● **What is being asked**
Select all lines in the records that include "винтовки".

(Recorded data)
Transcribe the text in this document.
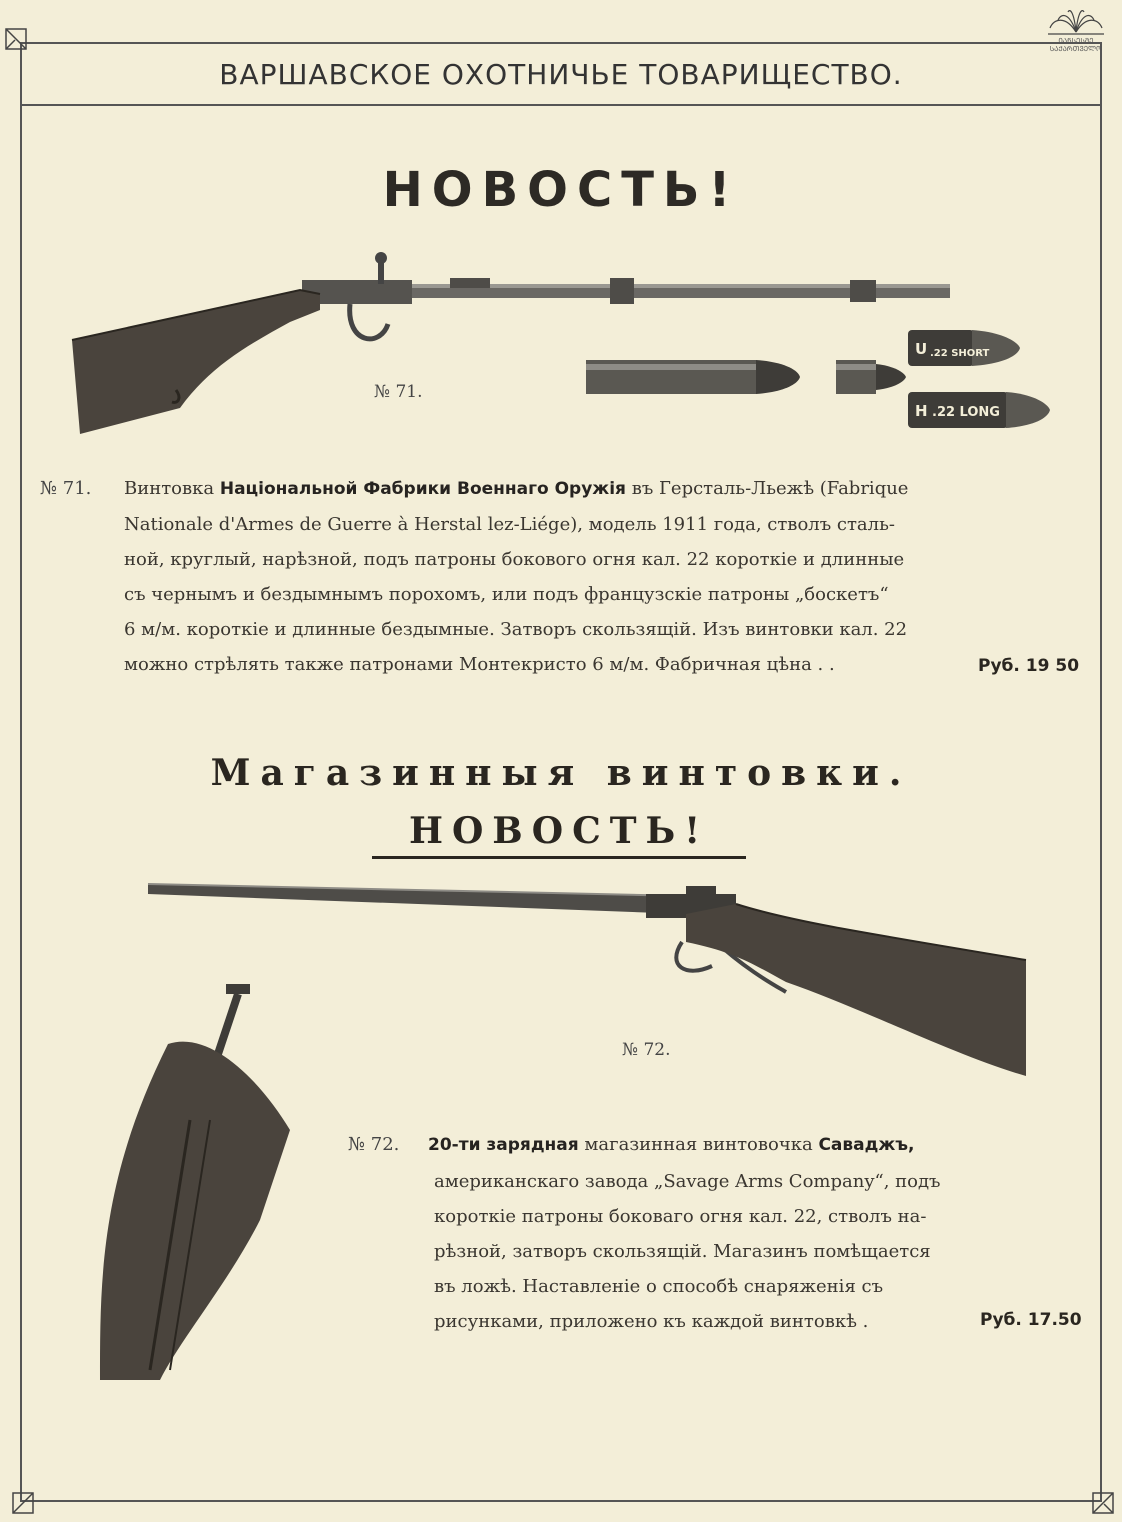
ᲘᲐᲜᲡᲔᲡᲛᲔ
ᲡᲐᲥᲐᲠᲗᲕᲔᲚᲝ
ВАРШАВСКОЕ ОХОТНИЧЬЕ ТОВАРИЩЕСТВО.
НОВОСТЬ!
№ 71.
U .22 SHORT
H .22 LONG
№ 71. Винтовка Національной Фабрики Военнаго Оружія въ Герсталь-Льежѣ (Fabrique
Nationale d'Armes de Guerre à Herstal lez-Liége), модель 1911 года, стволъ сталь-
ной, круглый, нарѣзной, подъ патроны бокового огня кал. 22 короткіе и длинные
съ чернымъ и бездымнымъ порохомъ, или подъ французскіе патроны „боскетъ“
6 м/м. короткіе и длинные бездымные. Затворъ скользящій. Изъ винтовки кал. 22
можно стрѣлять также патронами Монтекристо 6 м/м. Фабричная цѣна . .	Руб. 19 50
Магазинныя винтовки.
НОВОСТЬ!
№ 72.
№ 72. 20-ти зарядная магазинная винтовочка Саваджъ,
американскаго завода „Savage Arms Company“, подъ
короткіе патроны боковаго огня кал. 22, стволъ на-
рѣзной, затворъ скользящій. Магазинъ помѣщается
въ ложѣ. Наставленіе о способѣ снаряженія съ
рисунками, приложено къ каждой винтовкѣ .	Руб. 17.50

---

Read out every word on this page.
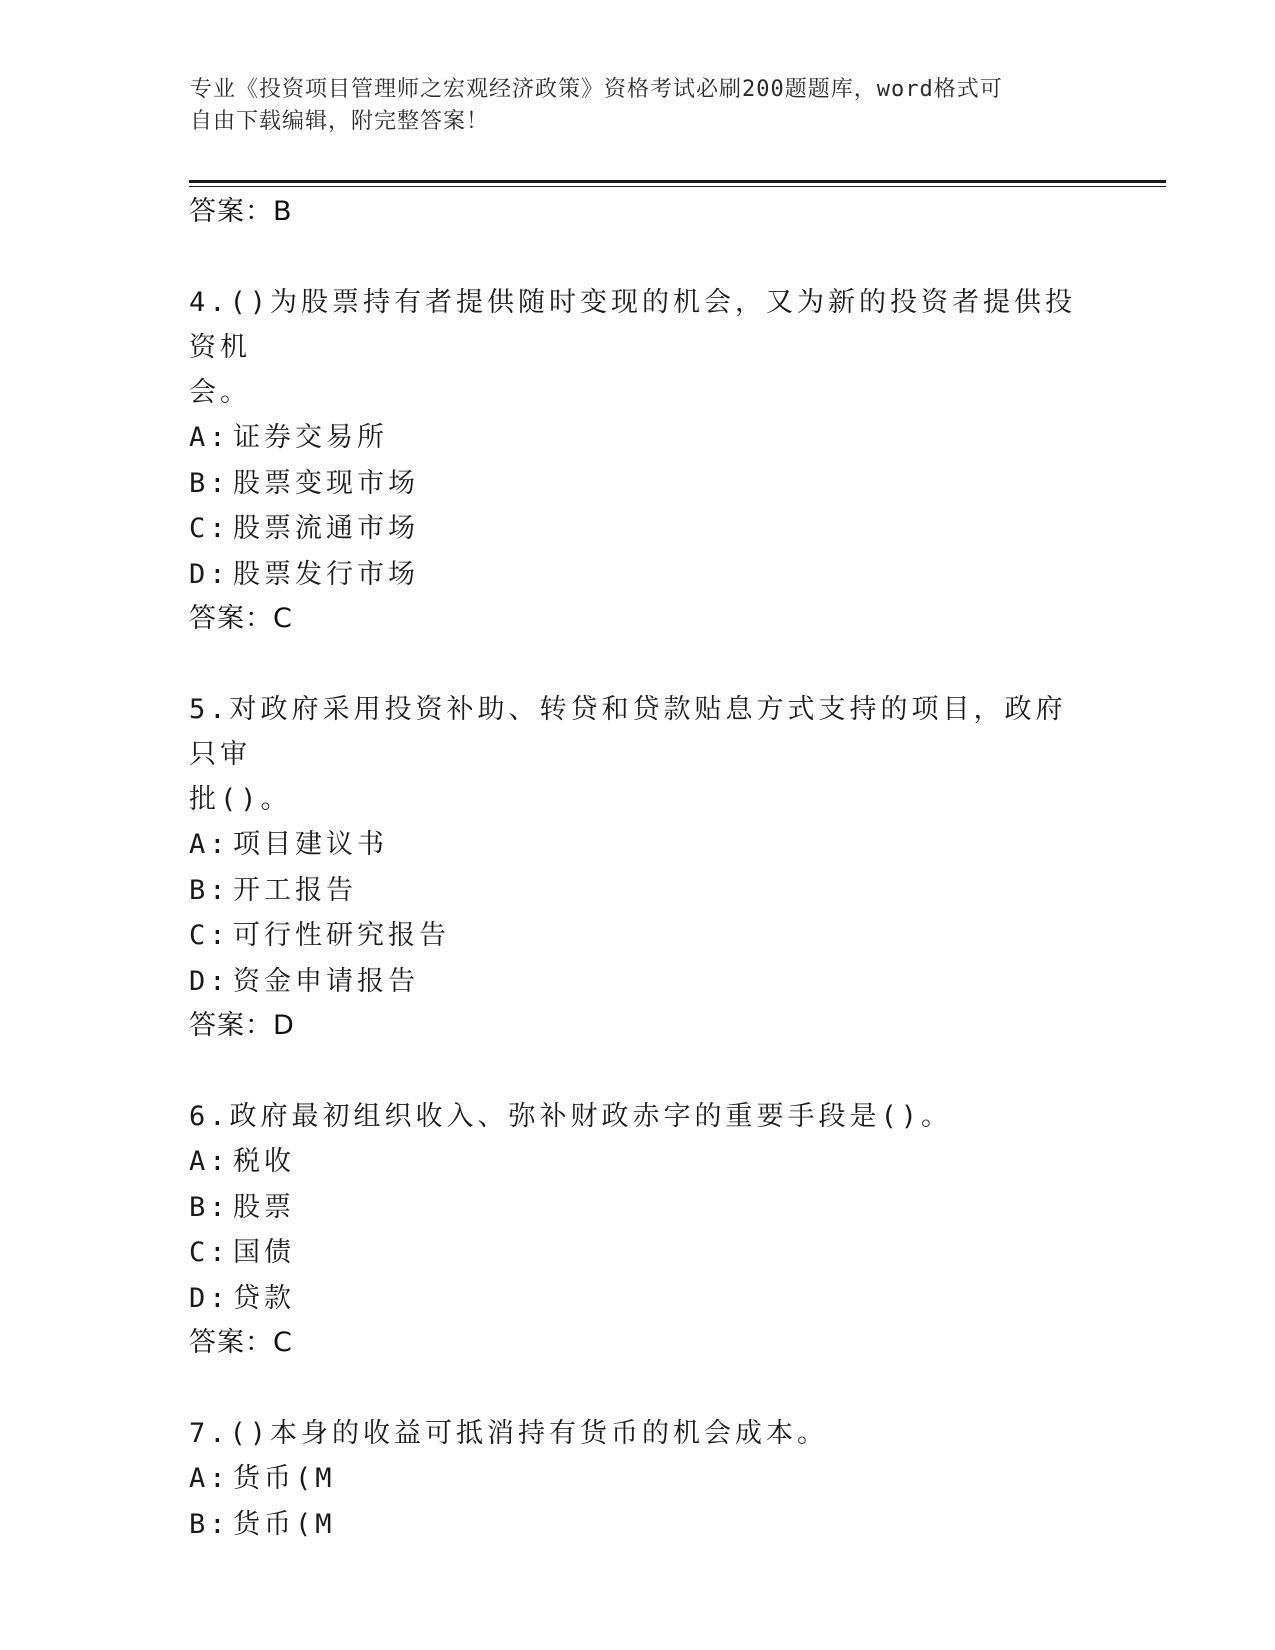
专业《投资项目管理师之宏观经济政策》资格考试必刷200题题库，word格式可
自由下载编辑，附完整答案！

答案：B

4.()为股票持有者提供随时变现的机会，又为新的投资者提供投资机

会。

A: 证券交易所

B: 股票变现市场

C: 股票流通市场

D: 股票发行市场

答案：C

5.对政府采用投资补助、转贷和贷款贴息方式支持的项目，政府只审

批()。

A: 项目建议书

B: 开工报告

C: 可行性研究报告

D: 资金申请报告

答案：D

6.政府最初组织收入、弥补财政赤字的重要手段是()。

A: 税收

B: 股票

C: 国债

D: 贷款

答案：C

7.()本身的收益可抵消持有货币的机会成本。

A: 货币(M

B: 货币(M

● **Answer for this exercise**
6 м/м. короткіе и длинные бездымные. Затворъ скользящій. Изъ винтовки кал. 22
Магазинныя винтовки.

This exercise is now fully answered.